What is needed :: Your task is to output the data exactly as it stands.

━━━

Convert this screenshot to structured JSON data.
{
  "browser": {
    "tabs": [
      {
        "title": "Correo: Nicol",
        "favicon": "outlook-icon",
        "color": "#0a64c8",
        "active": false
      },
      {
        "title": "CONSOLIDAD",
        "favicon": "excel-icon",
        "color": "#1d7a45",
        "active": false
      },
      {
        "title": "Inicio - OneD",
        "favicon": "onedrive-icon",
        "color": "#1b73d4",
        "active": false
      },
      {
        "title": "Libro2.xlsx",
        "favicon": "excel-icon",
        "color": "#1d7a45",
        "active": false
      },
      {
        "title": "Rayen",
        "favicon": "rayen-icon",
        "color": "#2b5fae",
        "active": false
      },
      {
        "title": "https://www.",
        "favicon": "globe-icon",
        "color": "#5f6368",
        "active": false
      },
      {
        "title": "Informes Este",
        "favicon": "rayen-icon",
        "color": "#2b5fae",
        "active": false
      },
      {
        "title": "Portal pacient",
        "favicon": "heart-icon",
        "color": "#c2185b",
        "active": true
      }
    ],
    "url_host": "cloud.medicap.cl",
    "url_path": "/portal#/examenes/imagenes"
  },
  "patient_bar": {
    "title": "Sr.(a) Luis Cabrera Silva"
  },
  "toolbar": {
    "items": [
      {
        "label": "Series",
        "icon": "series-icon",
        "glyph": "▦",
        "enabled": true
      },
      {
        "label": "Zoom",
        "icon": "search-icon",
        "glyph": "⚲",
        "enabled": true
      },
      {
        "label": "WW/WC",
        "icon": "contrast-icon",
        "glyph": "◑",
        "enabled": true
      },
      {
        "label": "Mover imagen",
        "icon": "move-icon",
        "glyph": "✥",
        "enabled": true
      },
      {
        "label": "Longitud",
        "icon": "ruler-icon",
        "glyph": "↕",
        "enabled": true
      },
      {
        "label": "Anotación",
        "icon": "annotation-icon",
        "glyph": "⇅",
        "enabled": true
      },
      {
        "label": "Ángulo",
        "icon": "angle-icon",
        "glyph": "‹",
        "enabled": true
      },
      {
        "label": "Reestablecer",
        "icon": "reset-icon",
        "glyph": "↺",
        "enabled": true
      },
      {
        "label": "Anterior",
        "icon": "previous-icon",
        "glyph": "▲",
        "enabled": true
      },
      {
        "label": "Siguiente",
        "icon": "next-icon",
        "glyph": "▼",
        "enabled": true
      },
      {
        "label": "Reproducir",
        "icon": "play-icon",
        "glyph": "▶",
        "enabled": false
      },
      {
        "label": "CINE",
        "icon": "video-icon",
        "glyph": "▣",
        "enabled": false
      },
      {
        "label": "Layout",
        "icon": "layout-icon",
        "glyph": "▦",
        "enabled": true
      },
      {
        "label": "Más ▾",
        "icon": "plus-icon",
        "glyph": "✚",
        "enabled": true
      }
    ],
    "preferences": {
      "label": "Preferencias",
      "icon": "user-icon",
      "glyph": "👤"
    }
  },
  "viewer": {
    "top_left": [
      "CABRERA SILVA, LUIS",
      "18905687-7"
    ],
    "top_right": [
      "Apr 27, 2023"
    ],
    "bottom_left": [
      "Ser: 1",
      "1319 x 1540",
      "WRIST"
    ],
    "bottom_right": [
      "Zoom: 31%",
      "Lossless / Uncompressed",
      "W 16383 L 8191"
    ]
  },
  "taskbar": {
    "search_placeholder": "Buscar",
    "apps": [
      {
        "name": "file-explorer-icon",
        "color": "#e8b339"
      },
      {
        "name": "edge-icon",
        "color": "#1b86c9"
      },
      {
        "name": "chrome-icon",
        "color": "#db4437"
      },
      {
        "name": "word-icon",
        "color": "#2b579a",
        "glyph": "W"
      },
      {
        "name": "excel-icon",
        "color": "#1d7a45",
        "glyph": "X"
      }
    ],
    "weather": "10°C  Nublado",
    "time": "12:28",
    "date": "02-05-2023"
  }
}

━━━

Task output ::
Convert this screenshot to structured JSON data.
{
  "browser": {
    "tabs": [
      {
        "title": "Correo: Nicol",
        "favicon": "outlook-icon",
        "color": "#0a64c8",
        "active": false
      },
      {
        "title": "CONSOLIDAD",
        "favicon": "excel-icon",
        "color": "#1d7a45",
        "active": false
      },
      {
        "title": "Inicio - OneD",
        "favicon": "onedrive-icon",
        "color": "#1b73d4",
        "active": false
      },
      {
        "title": "Libro2.xlsx",
        "favicon": "excel-icon",
        "color": "#1d7a45",
        "active": false
      },
      {
        "title": "Rayen",
        "favicon": "rayen-icon",
        "color": "#2b5fae",
        "active": false
      },
      {
        "title": "https://www.",
        "favicon": "globe-icon",
        "color": "#5f6368",
        "active": false
      },
      {
        "title": "Informes Este",
        "favicon": "rayen-icon",
        "color": "#2b5fae",
        "active": false
      },
      {
        "title": "Portal pacient",
        "favicon": "heart-icon",
        "color": "#c2185b",
        "active": true
      }
    ],
    "url_host": "cloud.medicap.cl",
    "url_path": "/portal#/examenes/imagenes"
  },
  "patient_bar": {
    "title": "Sr.(a) Luis Cabrera Silva"
  },
  "toolbar": {
    "items": [
      {
        "label": "Series",
        "icon": "series-icon",
        "glyph": "▦",
        "enabled": true
      },
      {
        "label": "Zoom",
        "icon": "search-icon",
        "glyph": "⚲",
        "enabled": true
      },
      {
        "label": "WW/WC",
        "icon": "contrast-icon",
        "glyph": "◑",
        "enabled": true
      },
      {
        "label": "Mover imagen",
        "icon": "move-icon",
        "glyph": "✥",
        "enabled": true
      },
      {
        "label": "Longitud",
        "icon": "ruler-icon",
        "glyph": "↕",
        "enabled": true
      },
      {
        "label": "Anotación",
        "icon": "annotation-icon",
        "glyph": "⇅",
        "enabled": true
      },
      {
        "label": "Ángulo",
        "icon": "angle-icon",
        "glyph": "‹",
        "enabled": true
      },
      {
        "label": "Reestablecer",
        "icon": "reset-icon",
        "glyph": "↺",
        "enabled": true
      },
      {
        "label": "Anterior",
        "icon": "previous-icon",
        "glyph": "▲",
        "enabled": true
      },
      {
        "label": "Siguiente",
        "icon": "next-icon",
        "glyph": "▼",
        "enabled": true
      },
      {
        "label": "Reproducir",
        "icon": "play-icon",
        "glyph": "▶",
        "enabled": false
      },
      {
        "label": "CINE",
        "icon": "video-icon",
        "glyph": "▣",
        "enabled": false
      },
      {
        "label": "Layout",
        "icon": "layout-icon",
        "glyph": "▦",
        "enabled": true
      },
      {
        "label": "Más ▾",
        "icon": "plus-icon",
        "glyph": "✚",
        "enabled": true
      }
    ],
    "preferences": {
      "label": "Preferencias",
      "icon": "user-icon",
      "glyph": "👤"
    }
  },
  "viewer": {
    "top_left": [
      "CABRERA SILVA, LUIS",
      "18905687-7"
    ],
    "top_right": [
      "Apr 27, 2023"
    ],
    "bottom_left": [
      "Ser: 1",
      "1319 x 1540",
      "WRIST"
    ],
    "bottom_right": [
      "Zoom: 31%",
      "Lossless / Uncompressed",
      "W 16383 L 8191"
    ]
  },
  "taskbar": {
    "search_placeholder": "Buscar",
    "apps": [
      {
        "name": "file-explorer-icon",
        "color": "#e8b339"
      },
      {
        "name": "edge-icon",
        "color": "#1b86c9"
      },
      {
        "name": "chrome-icon",
        "color": "#db4437"
      },
      {
        "name": "word-icon",
        "color": "#2b579a",
        "glyph": "W"
      },
      {
        "name": "excel-icon",
        "color": "#1d7a45",
        "glyph": "X"
      }
    ],
    "weather": "10°C  Nublado",
    "time": "12:28",
    "date": "02-05-2023"
  }
}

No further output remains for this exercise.